Leave out the images and repeat the listing below without a single change.

'''

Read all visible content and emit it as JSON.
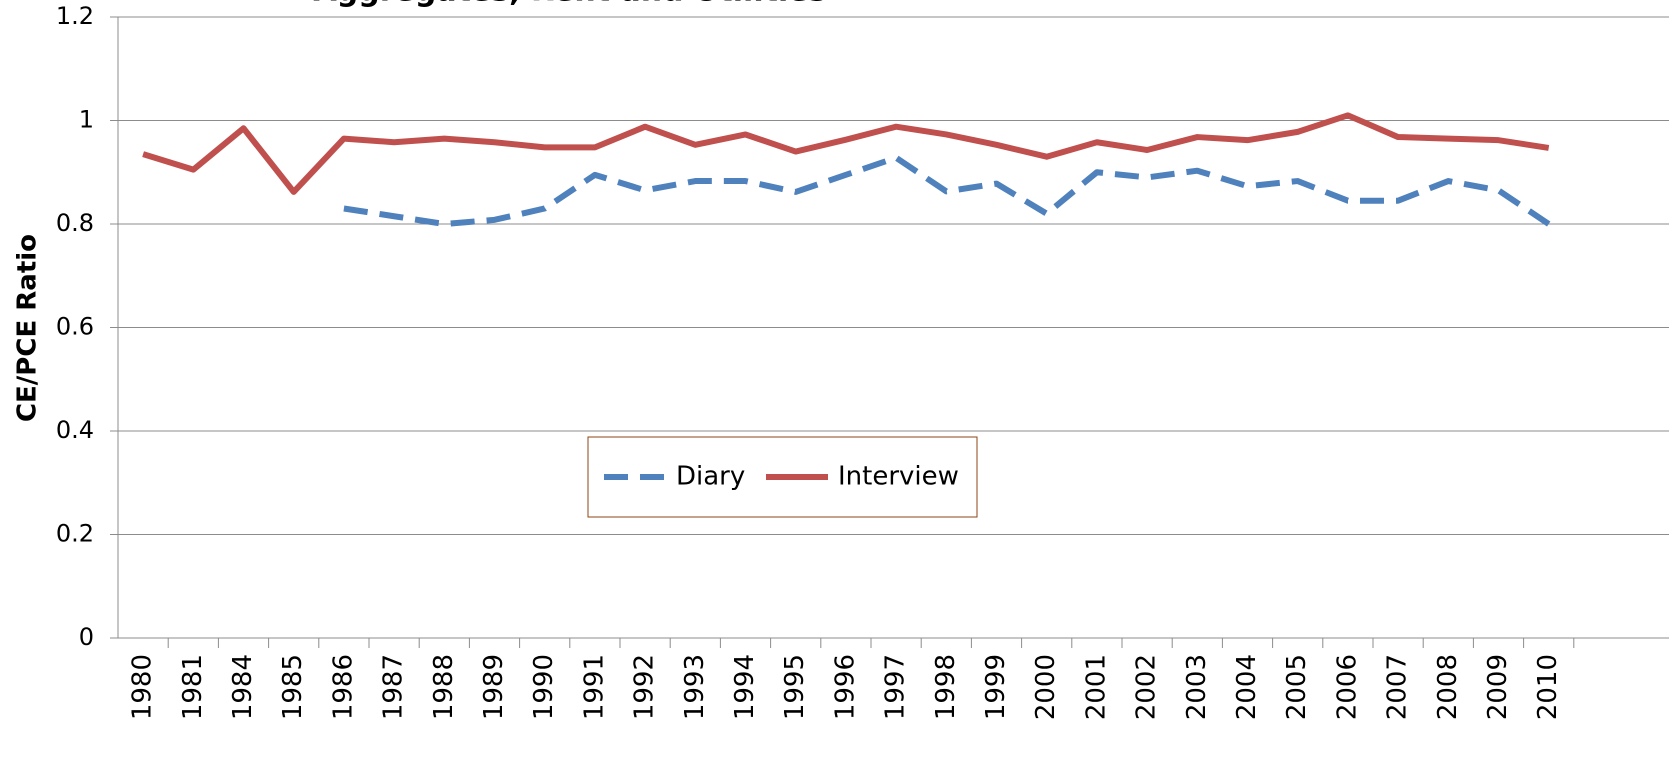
{
  "chart_data": {
    "type": "line",
    "title": "Aggregates, Rent and Utilities",
    "y_label": "CE/PCE Ratio",
    "categories": [
      "1980",
      "1981",
      "1984",
      "1985",
      "1986",
      "1987",
      "1988",
      "1989",
      "1990",
      "1991",
      "1992",
      "1993",
      "1994",
      "1995",
      "1996",
      "1997",
      "1998",
      "1999",
      "2000",
      "2001",
      "2002",
      "2003",
      "2004",
      "2005",
      "2006",
      "2007",
      "2008",
      "2009",
      "2010"
    ],
    "series": [
      {
        "name": "Diary",
        "color": "#4f81bd",
        "dashed": true,
        "values": [
          null,
          null,
          null,
          null,
          0.83,
          0.815,
          0.8,
          0.808,
          0.83,
          0.895,
          0.865,
          0.883,
          0.883,
          0.862,
          0.895,
          0.928,
          0.863,
          0.878,
          0.82,
          0.9,
          0.89,
          0.903,
          0.873,
          0.883,
          0.845,
          0.845,
          0.883,
          0.865,
          0.8
        ]
      },
      {
        "name": "Interview",
        "color": "#c0504d",
        "dashed": false,
        "values": [
          0.935,
          0.905,
          0.985,
          0.862,
          0.965,
          0.958,
          0.965,
          0.958,
          0.948,
          0.948,
          0.988,
          0.953,
          0.973,
          0.94,
          0.963,
          0.988,
          0.973,
          0.953,
          0.93,
          0.958,
          0.943,
          0.968,
          0.962,
          0.978,
          1.01,
          0.968,
          0.965,
          0.962,
          0.947
        ]
      }
    ],
    "ylim": [
      0,
      1.2
    ],
    "yticks": [
      0,
      0.2,
      0.4,
      0.6,
      0.8,
      1,
      1.2
    ],
    "grid": true
  }
}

'''

> [Written solution]:
Read all visible content and emit it as JSON.
{
  "chart_data": {
    "type": "line",
    "title": "Aggregates, Rent and Utilities",
    "y_label": "CE/PCE Ratio",
    "categories": [
      "1980",
      "1981",
      "1984",
      "1985",
      "1986",
      "1987",
      "1988",
      "1989",
      "1990",
      "1991",
      "1992",
      "1993",
      "1994",
      "1995",
      "1996",
      "1997",
      "1998",
      "1999",
      "2000",
      "2001",
      "2002",
      "2003",
      "2004",
      "2005",
      "2006",
      "2007",
      "2008",
      "2009",
      "2010"
    ],
    "series": [
      {
        "name": "Diary",
        "color": "#4f81bd",
        "dashed": true,
        "values": [
          null,
          null,
          null,
          null,
          0.83,
          0.815,
          0.8,
          0.808,
          0.83,
          0.895,
          0.865,
          0.883,
          0.883,
          0.862,
          0.895,
          0.928,
          0.863,
          0.878,
          0.82,
          0.9,
          0.89,
          0.903,
          0.873,
          0.883,
          0.845,
          0.845,
          0.883,
          0.865,
          0.8
        ]
      },
      {
        "name": "Interview",
        "color": "#c0504d",
        "dashed": false,
        "values": [
          0.935,
          0.905,
          0.985,
          0.862,
          0.965,
          0.958,
          0.965,
          0.958,
          0.948,
          0.948,
          0.988,
          0.953,
          0.973,
          0.94,
          0.963,
          0.988,
          0.973,
          0.953,
          0.93,
          0.958,
          0.943,
          0.968,
          0.962,
          0.978,
          1.01,
          0.968,
          0.965,
          0.962,
          0.947
        ]
      }
    ],
    "ylim": [
      0,
      1.2
    ],
    "yticks": [
      0,
      0.2,
      0.4,
      0.6,
      0.8,
      1,
      1.2
    ],
    "grid": true
  }
}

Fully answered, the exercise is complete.